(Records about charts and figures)
..............................
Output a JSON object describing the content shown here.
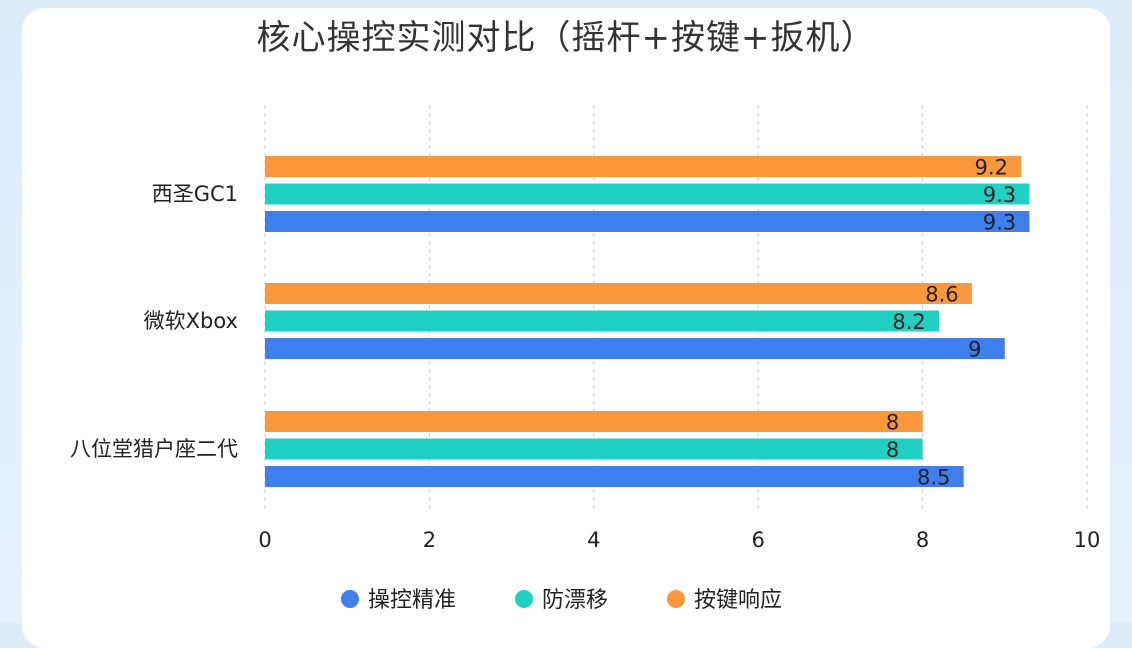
{
  "chart_data": {
    "type": "bar",
    "orientation": "horizontal",
    "title": "核心操控实测对比（摇杆+按键+扳机）",
    "categories": [
      "西圣GC1",
      "微软Xbox",
      "八位堂猎户座二代"
    ],
    "series": [
      {
        "name": "操控精准",
        "color": "#3f7fec",
        "values": [
          9.3,
          9,
          8.5
        ]
      },
      {
        "name": "防漂移",
        "color": "#20d0c0",
        "values": [
          9.3,
          8.2,
          8
        ]
      },
      {
        "name": "按键响应",
        "color": "#fa983a",
        "values": [
          9.2,
          8.6,
          8
        ]
      }
    ],
    "xlim": [
      0,
      10
    ],
    "xticks": [
      0,
      2,
      4,
      6,
      8,
      10
    ],
    "grid": "vertical-dashed",
    "legend": "bottom-center"
  }
}
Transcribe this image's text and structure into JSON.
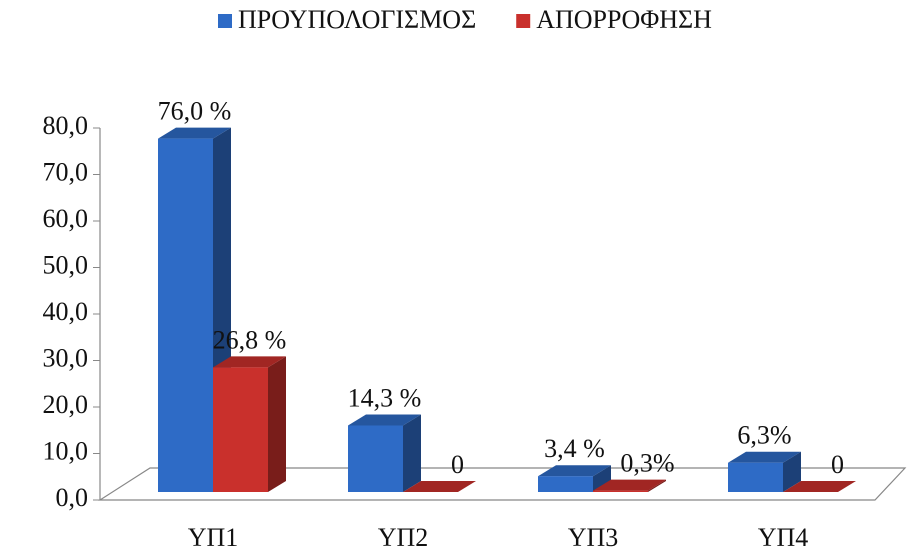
{
  "chart_data": {
    "type": "bar3d",
    "categories": [
      "ΥΠ1",
      "ΥΠ2",
      "ΥΠ3",
      "ΥΠ4"
    ],
    "series": [
      {
        "name": "ΠΡΟΥΠΟΛΟΓΙΣΜΟΣ",
        "color": "#2e6bc6",
        "values": [
          76.0,
          14.3,
          3.4,
          6.3
        ],
        "value_labels": [
          "76,0 %",
          "14,3 %",
          "3,4 %",
          "6,3%"
        ]
      },
      {
        "name": "ΑΠΟΡΡΟΦΗΣΗ",
        "color": "#c9302c",
        "values": [
          26.8,
          0,
          0.3,
          0
        ],
        "value_labels": [
          "26,8 %",
          "0",
          "0,3%",
          "0"
        ]
      }
    ],
    "ylim": [
      0,
      80
    ],
    "yticks": [
      {
        "value": 0,
        "label": "0,0"
      },
      {
        "value": 10,
        "label": "10,0"
      },
      {
        "value": 20,
        "label": "20,0"
      },
      {
        "value": 30,
        "label": "30,0"
      },
      {
        "value": 40,
        "label": "40,0"
      },
      {
        "value": 50,
        "label": "50,0"
      },
      {
        "value": 60,
        "label": "60,0"
      },
      {
        "value": 70,
        "label": "70,0"
      },
      {
        "value": 80,
        "label": "80,0"
      }
    ],
    "legend": "top"
  }
}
..............................
Aim of the exercise: Find all lines with "color" in them and copy each one.

Solved exercise:
        "color": "#3f7fec",
        "color": "#20d0c0",
        "color": "#fa983a",
        "color": "#2e6bc6",
        "color": "#c9302c",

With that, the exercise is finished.